Job: All of the records below must be output exactly, with no pictures carried over.

--- Begin ---

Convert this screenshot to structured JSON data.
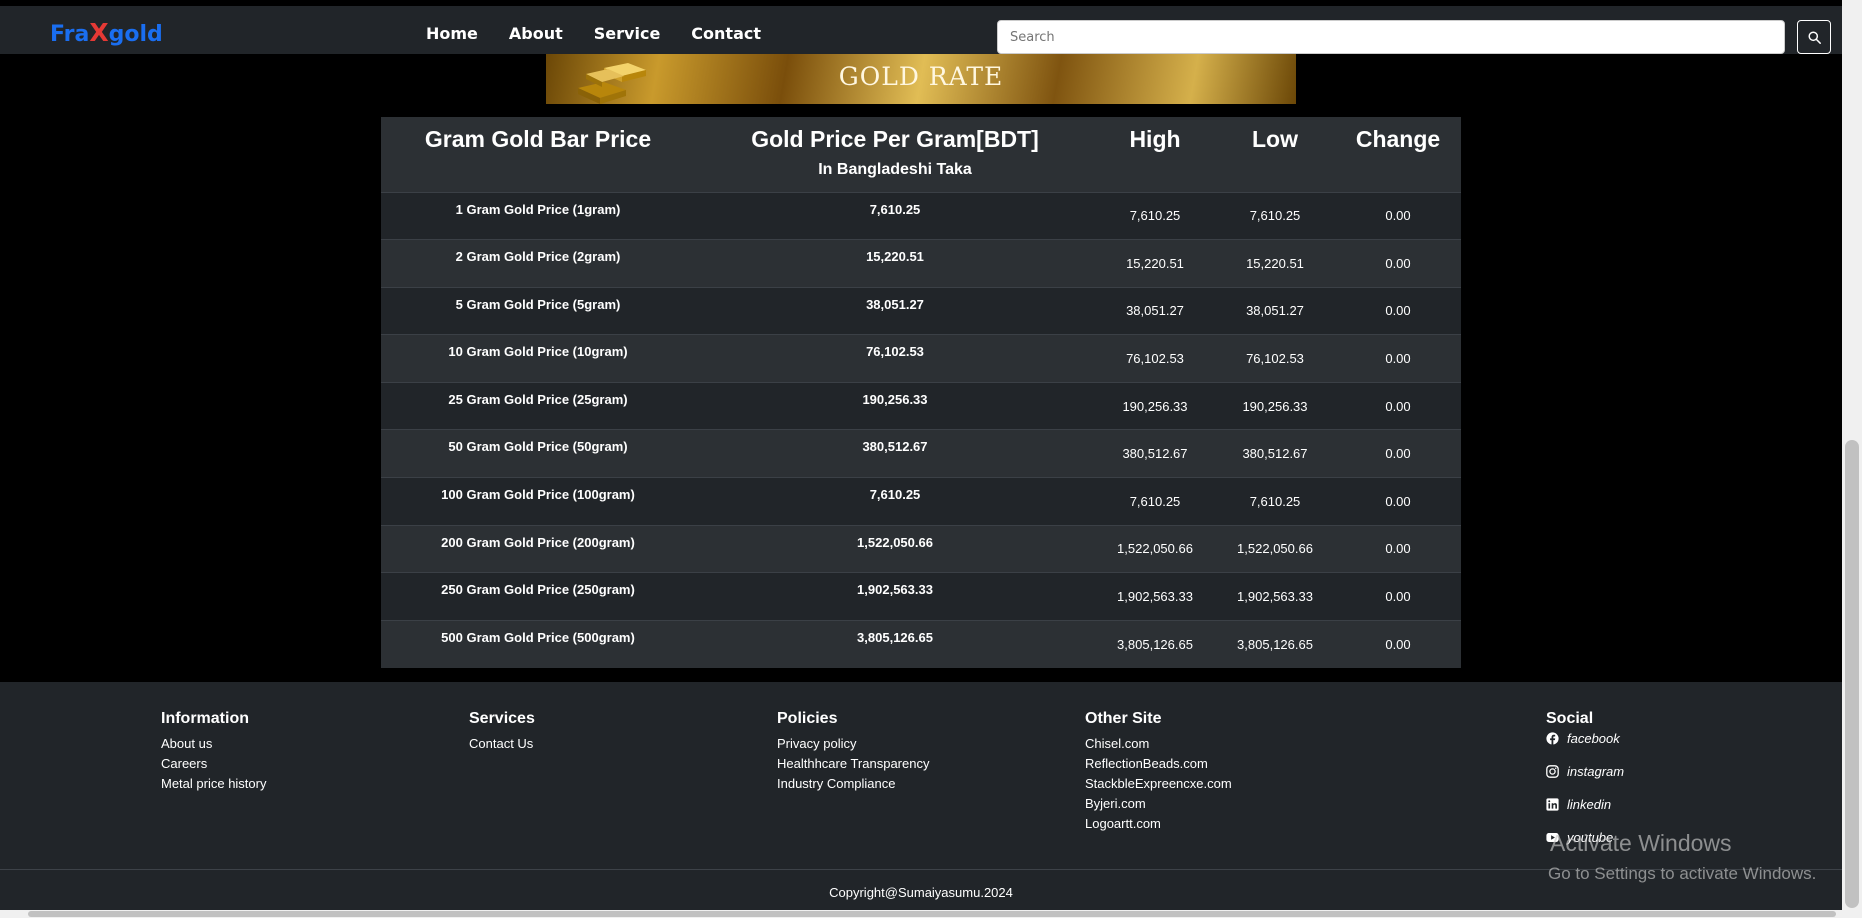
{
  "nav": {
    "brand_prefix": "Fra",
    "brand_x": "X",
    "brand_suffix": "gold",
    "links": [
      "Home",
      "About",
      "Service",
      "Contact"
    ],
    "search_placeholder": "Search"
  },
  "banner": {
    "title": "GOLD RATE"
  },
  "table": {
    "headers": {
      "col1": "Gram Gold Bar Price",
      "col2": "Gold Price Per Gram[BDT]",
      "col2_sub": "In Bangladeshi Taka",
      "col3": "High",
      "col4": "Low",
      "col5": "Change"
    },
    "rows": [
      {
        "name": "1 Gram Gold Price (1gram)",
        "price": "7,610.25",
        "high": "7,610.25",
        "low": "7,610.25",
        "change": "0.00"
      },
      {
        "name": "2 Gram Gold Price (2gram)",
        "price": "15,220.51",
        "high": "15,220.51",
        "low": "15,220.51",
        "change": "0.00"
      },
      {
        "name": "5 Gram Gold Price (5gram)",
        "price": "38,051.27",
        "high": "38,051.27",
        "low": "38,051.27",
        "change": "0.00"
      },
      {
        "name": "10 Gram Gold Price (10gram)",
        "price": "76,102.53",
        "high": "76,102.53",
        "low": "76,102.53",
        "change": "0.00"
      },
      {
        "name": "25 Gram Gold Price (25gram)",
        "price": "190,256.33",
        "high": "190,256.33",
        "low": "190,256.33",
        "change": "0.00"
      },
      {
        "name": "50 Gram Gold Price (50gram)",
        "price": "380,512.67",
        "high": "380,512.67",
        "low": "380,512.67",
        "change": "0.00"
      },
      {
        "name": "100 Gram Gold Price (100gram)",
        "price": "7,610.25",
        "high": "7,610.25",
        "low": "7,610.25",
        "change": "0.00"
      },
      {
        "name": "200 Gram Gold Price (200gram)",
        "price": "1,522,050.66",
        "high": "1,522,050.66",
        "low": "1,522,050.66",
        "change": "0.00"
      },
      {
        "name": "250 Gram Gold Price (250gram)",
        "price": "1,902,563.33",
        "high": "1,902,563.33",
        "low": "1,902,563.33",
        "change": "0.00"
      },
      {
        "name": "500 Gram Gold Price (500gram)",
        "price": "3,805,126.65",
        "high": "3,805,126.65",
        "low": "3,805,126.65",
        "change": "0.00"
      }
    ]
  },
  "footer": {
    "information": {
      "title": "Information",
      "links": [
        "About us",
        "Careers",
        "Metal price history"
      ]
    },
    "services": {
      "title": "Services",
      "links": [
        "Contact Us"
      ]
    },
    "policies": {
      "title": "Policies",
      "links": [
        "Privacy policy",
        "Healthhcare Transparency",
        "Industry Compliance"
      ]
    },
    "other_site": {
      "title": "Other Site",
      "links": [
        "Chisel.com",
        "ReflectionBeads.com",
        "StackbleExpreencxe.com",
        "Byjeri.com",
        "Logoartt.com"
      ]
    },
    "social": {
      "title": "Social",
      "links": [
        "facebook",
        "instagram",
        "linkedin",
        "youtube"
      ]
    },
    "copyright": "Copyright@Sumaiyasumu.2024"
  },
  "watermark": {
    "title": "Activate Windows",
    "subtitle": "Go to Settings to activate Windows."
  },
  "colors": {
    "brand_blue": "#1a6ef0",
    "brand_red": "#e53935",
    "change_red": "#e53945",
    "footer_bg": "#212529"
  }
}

--- End ---

Task solution:
Convert this screenshot to structured JSON data.
{
  "nav": {
    "brand_prefix": "Fra",
    "brand_x": "X",
    "brand_suffix": "gold",
    "links": [
      "Home",
      "About",
      "Service",
      "Contact"
    ],
    "search_placeholder": "Search"
  },
  "banner": {
    "title": "GOLD RATE"
  },
  "table": {
    "headers": {
      "col1": "Gram Gold Bar Price",
      "col2": "Gold Price Per Gram[BDT]",
      "col2_sub": "In Bangladeshi Taka",
      "col3": "High",
      "col4": "Low",
      "col5": "Change"
    },
    "rows": [
      {
        "name": "1 Gram Gold Price (1gram)",
        "price": "7,610.25",
        "high": "7,610.25",
        "low": "7,610.25",
        "change": "0.00"
      },
      {
        "name": "2 Gram Gold Price (2gram)",
        "price": "15,220.51",
        "high": "15,220.51",
        "low": "15,220.51",
        "change": "0.00"
      },
      {
        "name": "5 Gram Gold Price (5gram)",
        "price": "38,051.27",
        "high": "38,051.27",
        "low": "38,051.27",
        "change": "0.00"
      },
      {
        "name": "10 Gram Gold Price (10gram)",
        "price": "76,102.53",
        "high": "76,102.53",
        "low": "76,102.53",
        "change": "0.00"
      },
      {
        "name": "25 Gram Gold Price (25gram)",
        "price": "190,256.33",
        "high": "190,256.33",
        "low": "190,256.33",
        "change": "0.00"
      },
      {
        "name": "50 Gram Gold Price (50gram)",
        "price": "380,512.67",
        "high": "380,512.67",
        "low": "380,512.67",
        "change": "0.00"
      },
      {
        "name": "100 Gram Gold Price (100gram)",
        "price": "7,610.25",
        "high": "7,610.25",
        "low": "7,610.25",
        "change": "0.00"
      },
      {
        "name": "200 Gram Gold Price (200gram)",
        "price": "1,522,050.66",
        "high": "1,522,050.66",
        "low": "1,522,050.66",
        "change": "0.00"
      },
      {
        "name": "250 Gram Gold Price (250gram)",
        "price": "1,902,563.33",
        "high": "1,902,563.33",
        "low": "1,902,563.33",
        "change": "0.00"
      },
      {
        "name": "500 Gram Gold Price (500gram)",
        "price": "3,805,126.65",
        "high": "3,805,126.65",
        "low": "3,805,126.65",
        "change": "0.00"
      }
    ]
  },
  "footer": {
    "information": {
      "title": "Information",
      "links": [
        "About us",
        "Careers",
        "Metal price history"
      ]
    },
    "services": {
      "title": "Services",
      "links": [
        "Contact Us"
      ]
    },
    "policies": {
      "title": "Policies",
      "links": [
        "Privacy policy",
        "Healthhcare Transparency",
        "Industry Compliance"
      ]
    },
    "other_site": {
      "title": "Other Site",
      "links": [
        "Chisel.com",
        "ReflectionBeads.com",
        "StackbleExpreencxe.com",
        "Byjeri.com",
        "Logoartt.com"
      ]
    },
    "social": {
      "title": "Social",
      "links": [
        "facebook",
        "instagram",
        "linkedin",
        "youtube"
      ]
    },
    "copyright": "Copyright@Sumaiyasumu.2024"
  },
  "watermark": {
    "title": "Activate Windows",
    "subtitle": "Go to Settings to activate Windows."
  },
  "colors": {
    "brand_blue": "#1a6ef0",
    "brand_red": "#e53935",
    "change_red": "#e53945",
    "footer_bg": "#212529"
  }
}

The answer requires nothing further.